### EXERCISE DESCRIPTION
Your task is to copy the material exactly.

### ITEMS
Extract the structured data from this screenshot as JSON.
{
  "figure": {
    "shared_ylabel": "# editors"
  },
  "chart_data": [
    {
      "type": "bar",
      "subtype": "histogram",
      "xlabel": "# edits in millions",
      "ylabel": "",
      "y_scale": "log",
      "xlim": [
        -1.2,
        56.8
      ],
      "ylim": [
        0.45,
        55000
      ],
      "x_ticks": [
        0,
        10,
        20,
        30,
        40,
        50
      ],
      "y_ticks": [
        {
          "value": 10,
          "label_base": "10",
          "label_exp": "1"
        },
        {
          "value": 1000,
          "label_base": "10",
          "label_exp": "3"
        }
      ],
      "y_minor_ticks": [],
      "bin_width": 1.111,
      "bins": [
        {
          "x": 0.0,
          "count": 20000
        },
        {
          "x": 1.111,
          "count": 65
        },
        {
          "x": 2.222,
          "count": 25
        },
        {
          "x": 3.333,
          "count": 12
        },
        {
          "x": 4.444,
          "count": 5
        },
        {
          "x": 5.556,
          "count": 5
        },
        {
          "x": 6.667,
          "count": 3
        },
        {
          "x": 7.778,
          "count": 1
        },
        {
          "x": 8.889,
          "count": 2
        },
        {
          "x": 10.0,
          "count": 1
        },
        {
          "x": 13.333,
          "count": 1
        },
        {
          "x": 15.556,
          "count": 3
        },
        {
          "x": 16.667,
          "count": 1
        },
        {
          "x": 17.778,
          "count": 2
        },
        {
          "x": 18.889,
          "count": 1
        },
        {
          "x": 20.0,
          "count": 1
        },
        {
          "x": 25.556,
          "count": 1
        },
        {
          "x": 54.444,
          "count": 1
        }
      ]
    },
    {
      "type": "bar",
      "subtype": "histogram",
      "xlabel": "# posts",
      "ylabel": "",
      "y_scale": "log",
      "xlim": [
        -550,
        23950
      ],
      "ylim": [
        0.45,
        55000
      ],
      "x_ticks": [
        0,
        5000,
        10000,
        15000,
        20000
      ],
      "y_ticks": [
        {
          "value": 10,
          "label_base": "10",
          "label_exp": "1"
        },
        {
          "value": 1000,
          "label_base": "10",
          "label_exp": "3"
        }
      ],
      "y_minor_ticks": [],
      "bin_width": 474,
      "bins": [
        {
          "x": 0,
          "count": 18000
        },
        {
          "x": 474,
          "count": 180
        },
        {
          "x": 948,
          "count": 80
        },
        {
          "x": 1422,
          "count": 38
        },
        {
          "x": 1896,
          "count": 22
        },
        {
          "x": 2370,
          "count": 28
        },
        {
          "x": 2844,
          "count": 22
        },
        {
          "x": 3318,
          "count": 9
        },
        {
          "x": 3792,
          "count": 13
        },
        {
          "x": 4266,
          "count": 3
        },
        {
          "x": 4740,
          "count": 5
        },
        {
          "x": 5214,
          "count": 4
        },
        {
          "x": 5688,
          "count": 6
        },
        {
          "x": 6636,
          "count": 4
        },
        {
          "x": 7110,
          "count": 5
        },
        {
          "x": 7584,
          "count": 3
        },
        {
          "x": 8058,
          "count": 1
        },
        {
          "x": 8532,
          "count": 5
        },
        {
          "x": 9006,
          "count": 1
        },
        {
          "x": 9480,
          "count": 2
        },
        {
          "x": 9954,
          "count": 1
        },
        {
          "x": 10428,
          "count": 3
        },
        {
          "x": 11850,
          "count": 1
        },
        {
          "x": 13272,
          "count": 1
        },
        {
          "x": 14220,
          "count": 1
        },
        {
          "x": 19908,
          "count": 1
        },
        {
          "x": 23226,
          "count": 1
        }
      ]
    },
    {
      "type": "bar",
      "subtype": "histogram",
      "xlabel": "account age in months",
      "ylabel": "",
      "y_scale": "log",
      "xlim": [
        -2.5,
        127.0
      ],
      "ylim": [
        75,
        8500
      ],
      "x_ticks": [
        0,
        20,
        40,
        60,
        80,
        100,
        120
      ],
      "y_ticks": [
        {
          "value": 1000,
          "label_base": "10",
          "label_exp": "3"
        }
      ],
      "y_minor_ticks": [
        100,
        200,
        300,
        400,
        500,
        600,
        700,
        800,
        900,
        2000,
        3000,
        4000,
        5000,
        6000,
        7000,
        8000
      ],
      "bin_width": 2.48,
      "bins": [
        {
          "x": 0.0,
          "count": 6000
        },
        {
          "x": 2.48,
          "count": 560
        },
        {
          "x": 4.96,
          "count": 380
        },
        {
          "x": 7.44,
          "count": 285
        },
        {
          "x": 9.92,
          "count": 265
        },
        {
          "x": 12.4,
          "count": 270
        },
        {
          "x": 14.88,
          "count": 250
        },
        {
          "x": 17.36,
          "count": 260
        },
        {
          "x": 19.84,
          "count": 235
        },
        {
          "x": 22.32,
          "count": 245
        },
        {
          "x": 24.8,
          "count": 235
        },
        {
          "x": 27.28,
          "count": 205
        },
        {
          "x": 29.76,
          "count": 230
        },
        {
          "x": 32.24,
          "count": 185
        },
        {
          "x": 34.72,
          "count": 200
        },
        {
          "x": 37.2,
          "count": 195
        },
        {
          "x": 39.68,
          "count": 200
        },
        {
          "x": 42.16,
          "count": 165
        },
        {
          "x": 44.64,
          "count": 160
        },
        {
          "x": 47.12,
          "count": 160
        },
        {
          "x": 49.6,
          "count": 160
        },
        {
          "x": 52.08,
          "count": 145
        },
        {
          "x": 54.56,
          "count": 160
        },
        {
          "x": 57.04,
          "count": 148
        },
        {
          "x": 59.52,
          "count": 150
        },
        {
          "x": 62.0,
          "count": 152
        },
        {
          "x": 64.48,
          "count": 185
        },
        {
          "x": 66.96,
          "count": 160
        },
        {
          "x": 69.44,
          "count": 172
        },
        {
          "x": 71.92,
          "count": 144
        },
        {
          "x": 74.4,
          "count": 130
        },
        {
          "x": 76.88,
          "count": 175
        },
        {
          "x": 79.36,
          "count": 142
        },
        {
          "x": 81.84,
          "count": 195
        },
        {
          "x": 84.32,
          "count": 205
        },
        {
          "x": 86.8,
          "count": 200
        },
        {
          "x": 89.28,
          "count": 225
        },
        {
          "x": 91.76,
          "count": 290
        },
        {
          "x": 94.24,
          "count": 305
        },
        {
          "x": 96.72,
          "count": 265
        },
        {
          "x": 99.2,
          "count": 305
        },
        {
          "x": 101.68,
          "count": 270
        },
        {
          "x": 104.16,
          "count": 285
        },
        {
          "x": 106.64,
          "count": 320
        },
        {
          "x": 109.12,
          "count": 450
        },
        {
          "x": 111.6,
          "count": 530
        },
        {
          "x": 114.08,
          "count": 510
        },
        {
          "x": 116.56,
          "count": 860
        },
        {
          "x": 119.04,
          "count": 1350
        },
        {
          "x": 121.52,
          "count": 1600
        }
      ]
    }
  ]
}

### THE RESPONSE
Extract the structured data from this screenshot as JSON.
{
  "figure": {
    "shared_ylabel": "# editors"
  },
  "chart_data": [
    {
      "type": "bar",
      "subtype": "histogram",
      "xlabel": "# edits in millions",
      "ylabel": "",
      "y_scale": "log",
      "xlim": [
        -1.2,
        56.8
      ],
      "ylim": [
        0.45,
        55000
      ],
      "x_ticks": [
        0,
        10,
        20,
        30,
        40,
        50
      ],
      "y_ticks": [
        {
          "value": 10,
          "label_base": "10",
          "label_exp": "1"
        },
        {
          "value": 1000,
          "label_base": "10",
          "label_exp": "3"
        }
      ],
      "y_minor_ticks": [],
      "bin_width": 1.111,
      "bins": [
        {
          "x": 0.0,
          "count": 20000
        },
        {
          "x": 1.111,
          "count": 65
        },
        {
          "x": 2.222,
          "count": 25
        },
        {
          "x": 3.333,
          "count": 12
        },
        {
          "x": 4.444,
          "count": 5
        },
        {
          "x": 5.556,
          "count": 5
        },
        {
          "x": 6.667,
          "count": 3
        },
        {
          "x": 7.778,
          "count": 1
        },
        {
          "x": 8.889,
          "count": 2
        },
        {
          "x": 10.0,
          "count": 1
        },
        {
          "x": 13.333,
          "count": 1
        },
        {
          "x": 15.556,
          "count": 3
        },
        {
          "x": 16.667,
          "count": 1
        },
        {
          "x": 17.778,
          "count": 2
        },
        {
          "x": 18.889,
          "count": 1
        },
        {
          "x": 20.0,
          "count": 1
        },
        {
          "x": 25.556,
          "count": 1
        },
        {
          "x": 54.444,
          "count": 1
        }
      ]
    },
    {
      "type": "bar",
      "subtype": "histogram",
      "xlabel": "# posts",
      "ylabel": "",
      "y_scale": "log",
      "xlim": [
        -550,
        23950
      ],
      "ylim": [
        0.45,
        55000
      ],
      "x_ticks": [
        0,
        5000,
        10000,
        15000,
        20000
      ],
      "y_ticks": [
        {
          "value": 10,
          "label_base": "10",
          "label_exp": "1"
        },
        {
          "value": 1000,
          "label_base": "10",
          "label_exp": "3"
        }
      ],
      "y_minor_ticks": [],
      "bin_width": 474,
      "bins": [
        {
          "x": 0,
          "count": 18000
        },
        {
          "x": 474,
          "count": 180
        },
        {
          "x": 948,
          "count": 80
        },
        {
          "x": 1422,
          "count": 38
        },
        {
          "x": 1896,
          "count": 22
        },
        {
          "x": 2370,
          "count": 28
        },
        {
          "x": 2844,
          "count": 22
        },
        {
          "x": 3318,
          "count": 9
        },
        {
          "x": 3792,
          "count": 13
        },
        {
          "x": 4266,
          "count": 3
        },
        {
          "x": 4740,
          "count": 5
        },
        {
          "x": 5214,
          "count": 4
        },
        {
          "x": 5688,
          "count": 6
        },
        {
          "x": 6636,
          "count": 4
        },
        {
          "x": 7110,
          "count": 5
        },
        {
          "x": 7584,
          "count": 3
        },
        {
          "x": 8058,
          "count": 1
        },
        {
          "x": 8532,
          "count": 5
        },
        {
          "x": 9006,
          "count": 1
        },
        {
          "x": 9480,
          "count": 2
        },
        {
          "x": 9954,
          "count": 1
        },
        {
          "x": 10428,
          "count": 3
        },
        {
          "x": 11850,
          "count": 1
        },
        {
          "x": 13272,
          "count": 1
        },
        {
          "x": 14220,
          "count": 1
        },
        {
          "x": 19908,
          "count": 1
        },
        {
          "x": 23226,
          "count": 1
        }
      ]
    },
    {
      "type": "bar",
      "subtype": "histogram",
      "xlabel": "account age in months",
      "ylabel": "",
      "y_scale": "log",
      "xlim": [
        -2.5,
        127.0
      ],
      "ylim": [
        75,
        8500
      ],
      "x_ticks": [
        0,
        20,
        40,
        60,
        80,
        100,
        120
      ],
      "y_ticks": [
        {
          "value": 1000,
          "label_base": "10",
          "label_exp": "3"
        }
      ],
      "y_minor_ticks": [
        100,
        200,
        300,
        400,
        500,
        600,
        700,
        800,
        900,
        2000,
        3000,
        4000,
        5000,
        6000,
        7000,
        8000
      ],
      "bin_width": 2.48,
      "bins": [
        {
          "x": 0.0,
          "count": 6000
        },
        {
          "x": 2.48,
          "count": 560
        },
        {
          "x": 4.96,
          "count": 380
        },
        {
          "x": 7.44,
          "count": 285
        },
        {
          "x": 9.92,
          "count": 265
        },
        {
          "x": 12.4,
          "count": 270
        },
        {
          "x": 14.88,
          "count": 250
        },
        {
          "x": 17.36,
          "count": 260
        },
        {
          "x": 19.84,
          "count": 235
        },
        {
          "x": 22.32,
          "count": 245
        },
        {
          "x": 24.8,
          "count": 235
        },
        {
          "x": 27.28,
          "count": 205
        },
        {
          "x": 29.76,
          "count": 230
        },
        {
          "x": 32.24,
          "count": 185
        },
        {
          "x": 34.72,
          "count": 200
        },
        {
          "x": 37.2,
          "count": 195
        },
        {
          "x": 39.68,
          "count": 200
        },
        {
          "x": 42.16,
          "count": 165
        },
        {
          "x": 44.64,
          "count": 160
        },
        {
          "x": 47.12,
          "count": 160
        },
        {
          "x": 49.6,
          "count": 160
        },
        {
          "x": 52.08,
          "count": 145
        },
        {
          "x": 54.56,
          "count": 160
        },
        {
          "x": 57.04,
          "count": 148
        },
        {
          "x": 59.52,
          "count": 150
        },
        {
          "x": 62.0,
          "count": 152
        },
        {
          "x": 64.48,
          "count": 185
        },
        {
          "x": 66.96,
          "count": 160
        },
        {
          "x": 69.44,
          "count": 172
        },
        {
          "x": 71.92,
          "count": 144
        },
        {
          "x": 74.4,
          "count": 130
        },
        {
          "x": 76.88,
          "count": 175
        },
        {
          "x": 79.36,
          "count": 142
        },
        {
          "x": 81.84,
          "count": 195
        },
        {
          "x": 84.32,
          "count": 205
        },
        {
          "x": 86.8,
          "count": 200
        },
        {
          "x": 89.28,
          "count": 225
        },
        {
          "x": 91.76,
          "count": 290
        },
        {
          "x": 94.24,
          "count": 305
        },
        {
          "x": 96.72,
          "count": 265
        },
        {
          "x": 99.2,
          "count": 305
        },
        {
          "x": 101.68,
          "count": 270
        },
        {
          "x": 104.16,
          "count": 285
        },
        {
          "x": 106.64,
          "count": 320
        },
        {
          "x": 109.12,
          "count": 450
        },
        {
          "x": 111.6,
          "count": 530
        },
        {
          "x": 114.08,
          "count": 510
        },
        {
          "x": 116.56,
          "count": 860
        },
        {
          "x": 119.04,
          "count": 1350
        },
        {
          "x": 121.52,
          "count": 1600
        }
      ]
    }
  ]
}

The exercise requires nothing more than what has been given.